-- begin Records shown --

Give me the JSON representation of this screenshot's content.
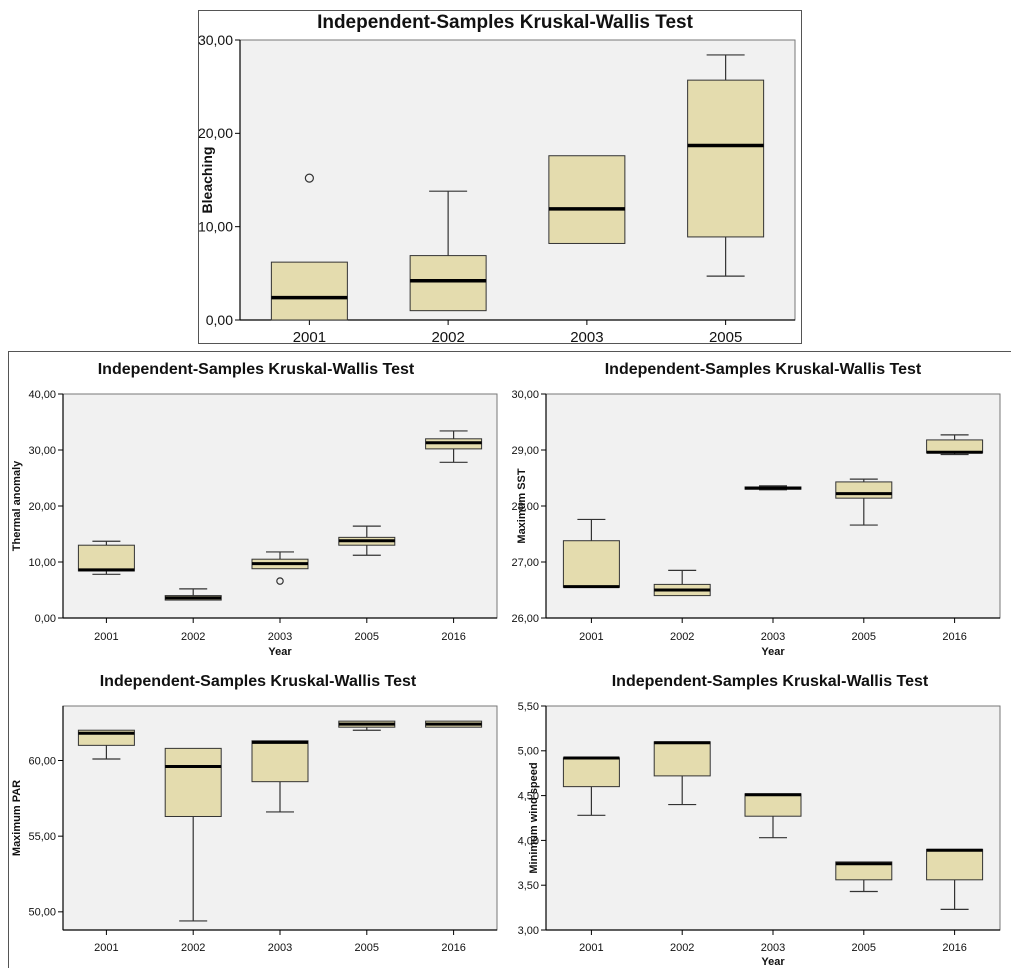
{
  "chart_data": [
    {
      "type": "boxplot",
      "title": "Independent-Samples Kruskal-Wallis Test",
      "ylabel": "Bleaching",
      "xlabel": "",
      "ylim": [
        0,
        30
      ],
      "yticks": [
        0,
        10,
        20,
        30
      ],
      "ytick_labels": [
        "0,00",
        "10,00",
        "20,00",
        "30,00"
      ],
      "categories": [
        "2001",
        "2002",
        "2003",
        "2005"
      ],
      "boxes": [
        {
          "min": 0.0,
          "q1": 0.0,
          "median": 2.4,
          "q3": 6.2,
          "max": 6.2,
          "outliers": [
            15.2
          ]
        },
        {
          "min": 1.0,
          "q1": 1.0,
          "median": 4.2,
          "q3": 6.9,
          "max": 13.8,
          "outliers": []
        },
        {
          "min": 8.2,
          "q1": 8.2,
          "median": 11.9,
          "q3": 17.6,
          "max": 17.6,
          "outliers": []
        },
        {
          "min": 4.7,
          "q1": 8.9,
          "median": 18.7,
          "q3": 25.7,
          "max": 28.4,
          "outliers": []
        }
      ]
    },
    {
      "type": "boxplot",
      "title": "Independent-Samples Kruskal-Wallis Test",
      "ylabel": "Thermal anomaly",
      "xlabel": "Year",
      "ylim": [
        0,
        40
      ],
      "yticks": [
        0,
        10,
        20,
        30,
        40
      ],
      "ytick_labels": [
        "0,00",
        "10,00",
        "20,00",
        "30,00",
        "40,00"
      ],
      "categories": [
        "2001",
        "2002",
        "2003",
        "2005",
        "2016"
      ],
      "boxes": [
        {
          "min": 7.8,
          "q1": 8.4,
          "median": 8.6,
          "q3": 13.0,
          "max": 13.7,
          "outliers": []
        },
        {
          "min": 3.2,
          "q1": 3.2,
          "median": 3.6,
          "q3": 4.0,
          "max": 5.2,
          "outliers": []
        },
        {
          "min": 8.8,
          "q1": 8.8,
          "median": 9.7,
          "q3": 10.5,
          "max": 11.8,
          "outliers": [
            6.6
          ]
        },
        {
          "min": 11.2,
          "q1": 13.0,
          "median": 13.8,
          "q3": 14.4,
          "max": 16.4,
          "outliers": []
        },
        {
          "min": 27.8,
          "q1": 30.2,
          "median": 31.3,
          "q3": 32.0,
          "max": 33.4,
          "outliers": []
        }
      ]
    },
    {
      "type": "boxplot",
      "title": "Independent-Samples Kruskal-Wallis Test",
      "ylabel": "Maximum SST",
      "xlabel": "Year",
      "ylim": [
        26,
        30
      ],
      "yticks": [
        26,
        27,
        28,
        29,
        30
      ],
      "ytick_labels": [
        "26,00",
        "27,00",
        "28,00",
        "29,00",
        "30,00"
      ],
      "categories": [
        "2001",
        "2002",
        "2003",
        "2005",
        "2016"
      ],
      "boxes": [
        {
          "min": 26.55,
          "q1": 26.55,
          "median": 26.56,
          "q3": 27.38,
          "max": 27.76,
          "outliers": []
        },
        {
          "min": 26.4,
          "q1": 26.4,
          "median": 26.5,
          "q3": 26.6,
          "max": 26.85,
          "outliers": []
        },
        {
          "min": 28.29,
          "q1": 28.3,
          "median": 28.32,
          "q3": 28.34,
          "max": 28.36,
          "outliers": []
        },
        {
          "min": 27.66,
          "q1": 28.14,
          "median": 28.22,
          "q3": 28.43,
          "max": 28.48,
          "outliers": []
        },
        {
          "min": 28.92,
          "q1": 28.95,
          "median": 28.96,
          "q3": 29.18,
          "max": 29.27,
          "outliers": []
        }
      ]
    },
    {
      "type": "boxplot",
      "title": "Independent-Samples Kruskal-Wallis Test",
      "ylabel": "Maximum PAR",
      "xlabel": "",
      "ylim": [
        48.8,
        63.6
      ],
      "yticks": [
        50,
        55,
        60
      ],
      "ytick_labels": [
        "50,00",
        "55,00",
        "60,00"
      ],
      "categories": [
        "2001",
        "2002",
        "2003",
        "2005",
        "2016"
      ],
      "boxes": [
        {
          "min": 60.1,
          "q1": 61.0,
          "median": 61.8,
          "q3": 62.0,
          "max": 62.0,
          "outliers": []
        },
        {
          "min": 49.4,
          "q1": 56.3,
          "median": 59.6,
          "q3": 60.8,
          "max": 60.8,
          "outliers": []
        },
        {
          "min": 56.6,
          "q1": 58.6,
          "median": 61.2,
          "q3": 61.3,
          "max": 61.3,
          "outliers": []
        },
        {
          "min": 62.0,
          "q1": 62.2,
          "median": 62.4,
          "q3": 62.6,
          "max": 62.6,
          "outliers": []
        },
        {
          "min": 62.2,
          "q1": 62.2,
          "median": 62.4,
          "q3": 62.6,
          "max": 62.6,
          "outliers": []
        }
      ]
    },
    {
      "type": "boxplot",
      "title": "Independent-Samples Kruskal-Wallis Test",
      "ylabel": "Minimum wind speed",
      "xlabel": "Year",
      "ylim": [
        3,
        5.5
      ],
      "yticks": [
        3,
        3.5,
        4,
        4.5,
        5,
        5.5
      ],
      "ytick_labels": [
        "3,00",
        "3,50",
        "4,00",
        "4,50",
        "5,00",
        "5,50"
      ],
      "categories": [
        "2001",
        "2002",
        "2003",
        "2005",
        "2016"
      ],
      "boxes": [
        {
          "min": 4.28,
          "q1": 4.6,
          "median": 4.92,
          "q3": 4.92,
          "max": 4.92,
          "outliers": []
        },
        {
          "min": 4.4,
          "q1": 4.72,
          "median": 5.09,
          "q3": 5.1,
          "max": 5.1,
          "outliers": []
        },
        {
          "min": 4.03,
          "q1": 4.27,
          "median": 4.51,
          "q3": 4.52,
          "max": 4.52,
          "outliers": []
        },
        {
          "min": 3.43,
          "q1": 3.56,
          "median": 3.74,
          "q3": 3.76,
          "max": 3.76,
          "outliers": []
        },
        {
          "min": 3.23,
          "q1": 3.56,
          "median": 3.89,
          "q3": 3.9,
          "max": 3.9,
          "outliers": []
        }
      ]
    }
  ],
  "colors": {
    "box_fill": "#e4dcae",
    "box_stroke": "#333333",
    "median": "#000000",
    "plot_bg": "#f1f1f1",
    "axis": "#000000"
  }
}
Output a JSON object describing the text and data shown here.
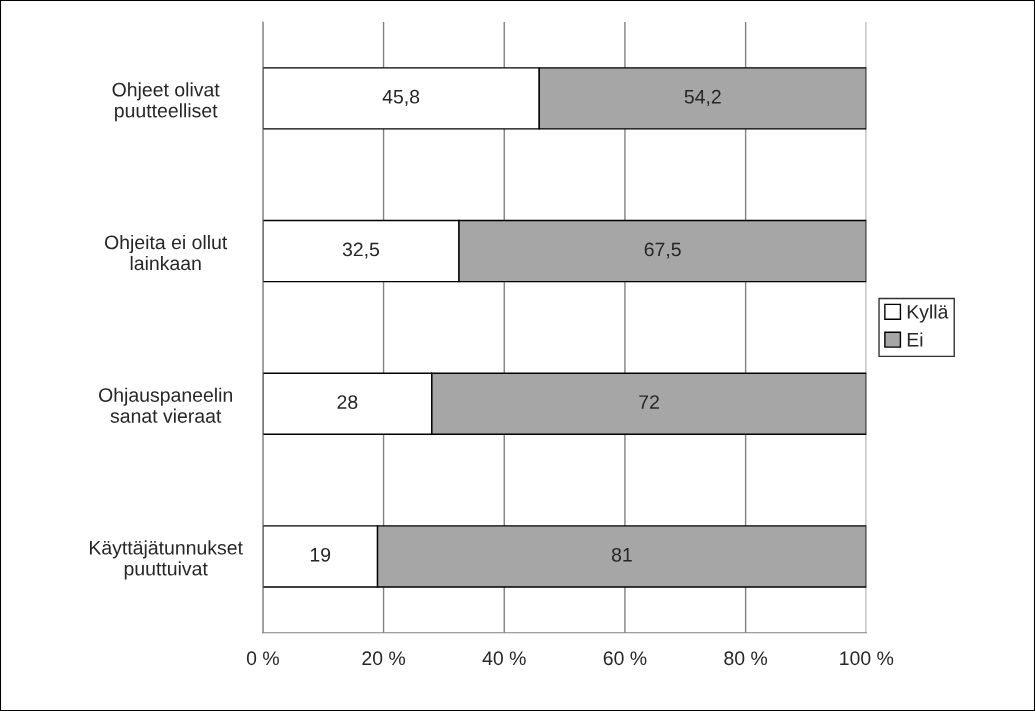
{
  "chart_data": {
    "type": "bar",
    "orientation": "horizontal",
    "stacked": true,
    "categories": [
      "Ohjeet olivat\npuutteelliset",
      "Ohjeita ei ollut\nlainkaan",
      "Ohjauspaneelin\nsanat vieraat",
      "Käyttäjätunnukset\npuuttuivat"
    ],
    "series": [
      {
        "name": "Kyllä",
        "color": "#ffffff",
        "values": [
          45.8,
          32.5,
          28,
          19
        ],
        "value_labels": [
          "45,8",
          "32,5",
          "28",
          "19"
        ]
      },
      {
        "name": "Ei",
        "color": "#a6a6a6",
        "values": [
          54.2,
          67.5,
          72,
          81
        ],
        "value_labels": [
          "54,2",
          "67,5",
          "72",
          "81"
        ]
      }
    ],
    "xlim": [
      0,
      100
    ],
    "xticks": [
      {
        "value": 0,
        "label": "0 %"
      },
      {
        "value": 20,
        "label": "20 %"
      },
      {
        "value": 40,
        "label": "40 %"
      },
      {
        "value": 60,
        "label": "60 %"
      },
      {
        "value": 80,
        "label": "80 %"
      },
      {
        "value": 100,
        "label": "100 %"
      }
    ],
    "grid": "x",
    "legend": "right"
  }
}
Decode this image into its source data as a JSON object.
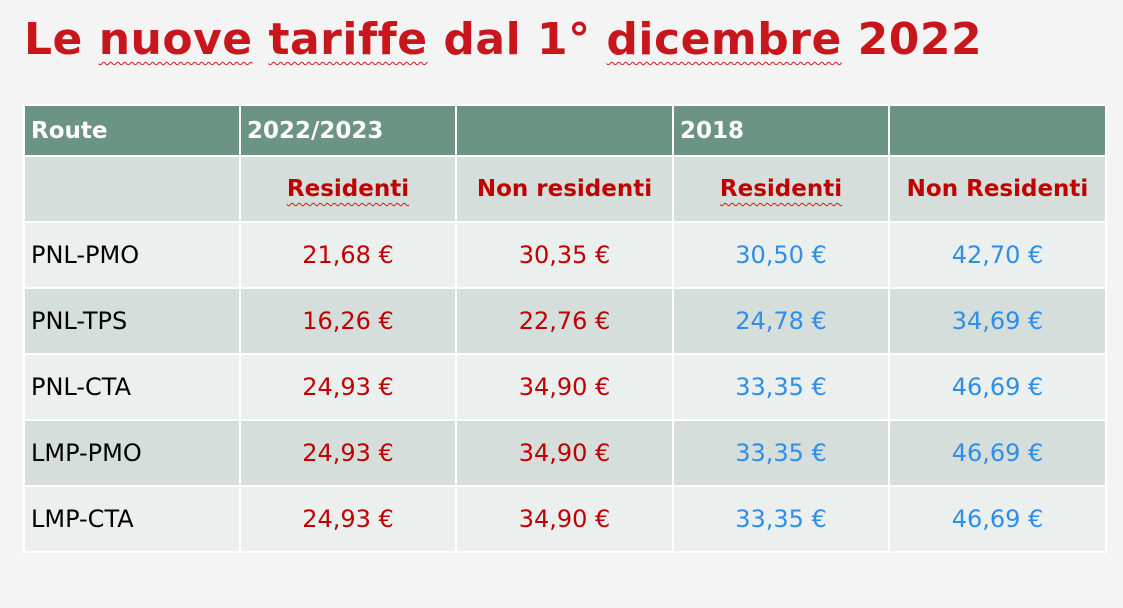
{
  "title": {
    "part1": "Le ",
    "word1": "nuove",
    "part2": " ",
    "word2": "tariffe",
    "part3": " dal 1° ",
    "word3": "dicembre",
    "part4": " 2022"
  },
  "colors": {
    "title_red": "#c8161d",
    "header_green": "#6b9485",
    "value_red": "#c00000",
    "value_blue": "#2e8ee8",
    "row_light": "#ebefed",
    "row_dark": "#d5dedb"
  },
  "table": {
    "header": [
      "Route",
      "2022/2023",
      "",
      "2018",
      ""
    ],
    "subheader": [
      "",
      "Residenti",
      "Non residenti",
      "Residenti",
      "Non Residenti"
    ],
    "rows": [
      {
        "route": "PNL-PMO",
        "res_2022": "21,68 €",
        "nonres_2022": "30,35 €",
        "res_2018": "30,50 €",
        "nonres_2018": "42,70 €"
      },
      {
        "route": "PNL-TPS",
        "res_2022": "16,26 €",
        "nonres_2022": "22,76 €",
        "res_2018": "24,78 €",
        "nonres_2018": "34,69 €"
      },
      {
        "route": "PNL-CTA",
        "res_2022": "24,93 €",
        "nonres_2022": "34,90 €",
        "res_2018": "33,35 €",
        "nonres_2018": "46,69 €"
      },
      {
        "route": "LMP-PMO",
        "res_2022": "24,93 €",
        "nonres_2022": "34,90 €",
        "res_2018": "33,35 €",
        "nonres_2018": "46,69 €"
      },
      {
        "route": "LMP-CTA",
        "res_2022": "24,93 €",
        "nonres_2022": "34,90 €",
        "res_2018": "33,35 €",
        "nonres_2018": "46,69 €"
      }
    ]
  }
}
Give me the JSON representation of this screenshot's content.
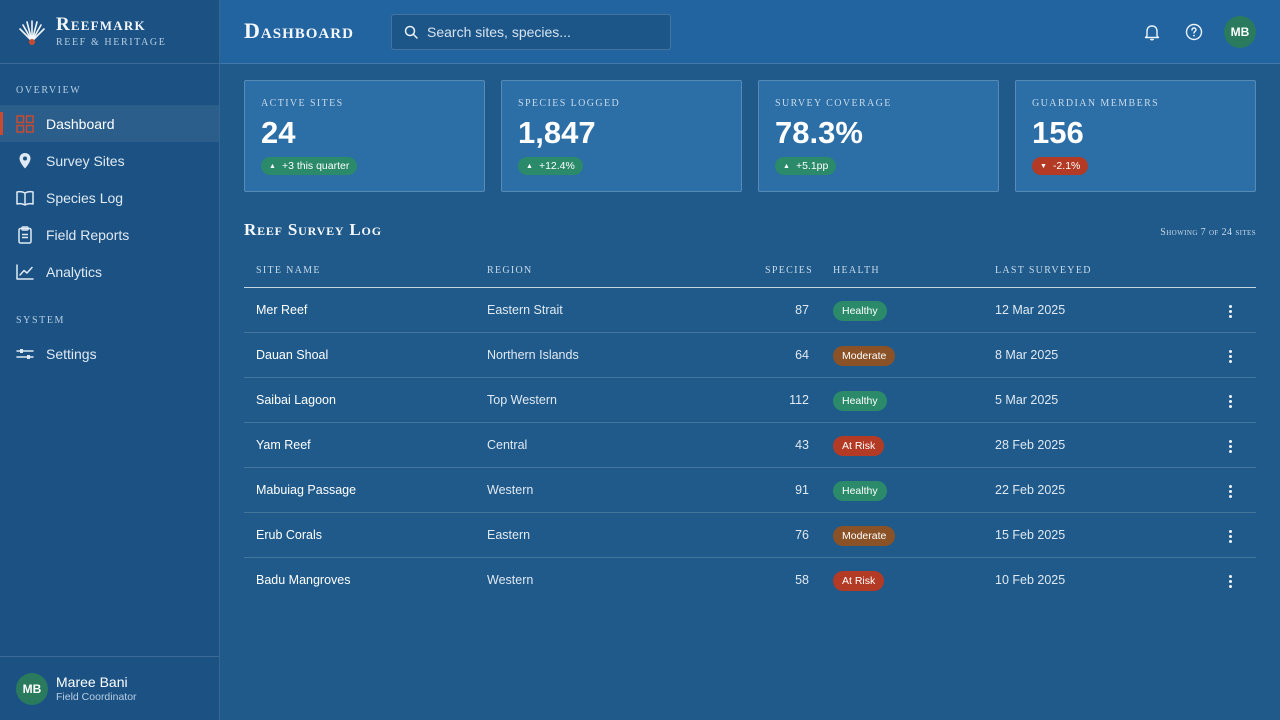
{
  "brand": {
    "name": "Reefmark",
    "subtitle": "Reef & Heritage"
  },
  "sidebar": {
    "sections": [
      {
        "title": "Overview"
      },
      {
        "title": "System"
      }
    ],
    "items": [
      {
        "label": "Dashboard",
        "icon": "grid-icon",
        "active": true
      },
      {
        "label": "Survey Sites",
        "icon": "map-pin-icon"
      },
      {
        "label": "Species Log",
        "icon": "book-icon"
      },
      {
        "label": "Field Reports",
        "icon": "clipboard-icon"
      },
      {
        "label": "Analytics",
        "icon": "chart-line-icon"
      },
      {
        "label": "Settings",
        "icon": "sliders-icon"
      }
    ],
    "user": {
      "initials": "MB",
      "name": "Maree Bani",
      "role": "Field Coordinator"
    }
  },
  "header": {
    "title": "Dashboard",
    "search_placeholder": "Search sites, species...",
    "user_initials": "MB"
  },
  "stats": [
    {
      "label": "Active Sites",
      "value": "24",
      "delta": "+3 this quarter",
      "trend": "up"
    },
    {
      "label": "Species Logged",
      "value": "1,847",
      "delta": "+12.4%",
      "trend": "up"
    },
    {
      "label": "Survey Coverage",
      "value": "78.3%",
      "delta": "+5.1pp",
      "trend": "up"
    },
    {
      "label": "Guardian Members",
      "value": "156",
      "delta": "-2.1%",
      "trend": "down"
    }
  ],
  "table": {
    "title": "Reef Survey Log",
    "meta": "Showing 7 of 24 sites",
    "columns": [
      "Site Name",
      "Region",
      "Species",
      "Health",
      "Last Surveyed"
    ],
    "rows": [
      {
        "site": "Mer Reef",
        "region": "Eastern Strait",
        "species": "87",
        "health": "Healthy",
        "status": "healthy",
        "date": "12 Mar 2025"
      },
      {
        "site": "Dauan Shoal",
        "region": "Northern Islands",
        "species": "64",
        "health": "Moderate",
        "status": "moderate",
        "date": "8 Mar 2025"
      },
      {
        "site": "Saibai Lagoon",
        "region": "Top Western",
        "species": "112",
        "health": "Healthy",
        "status": "healthy",
        "date": "5 Mar 2025"
      },
      {
        "site": "Yam Reef",
        "region": "Central",
        "species": "43",
        "health": "At Risk",
        "status": "atrisk",
        "date": "28 Feb 2025"
      },
      {
        "site": "Mabuiag Passage",
        "region": "Western",
        "species": "91",
        "health": "Healthy",
        "status": "healthy",
        "date": "22 Feb 2025"
      },
      {
        "site": "Erub Corals",
        "region": "Eastern",
        "species": "76",
        "health": "Moderate",
        "status": "moderate",
        "date": "15 Feb 2025"
      },
      {
        "site": "Badu Mangroves",
        "region": "Western",
        "species": "58",
        "health": "At Risk",
        "status": "atrisk",
        "date": "10 Feb 2025"
      }
    ]
  },
  "colors": {
    "background": "#1f5a8a",
    "sidebar": "#1b5283",
    "accent": "#c84b31",
    "healthy": "#2a8a6a",
    "moderate": "#8a5226",
    "at_risk": "#b33a24"
  }
}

-- end Records shown --

* **Task objective**
List every line from the entries above in which "date" appears.

* **Correct output**
        "date": "12 Mar 2025"
        "date": "8 Mar 2025"
        "date": "5 Mar 2025"
        "date": "28 Feb 2025"
        "date": "22 Feb 2025"
        "date": "15 Feb 2025"
        "date": "10 Feb 2025"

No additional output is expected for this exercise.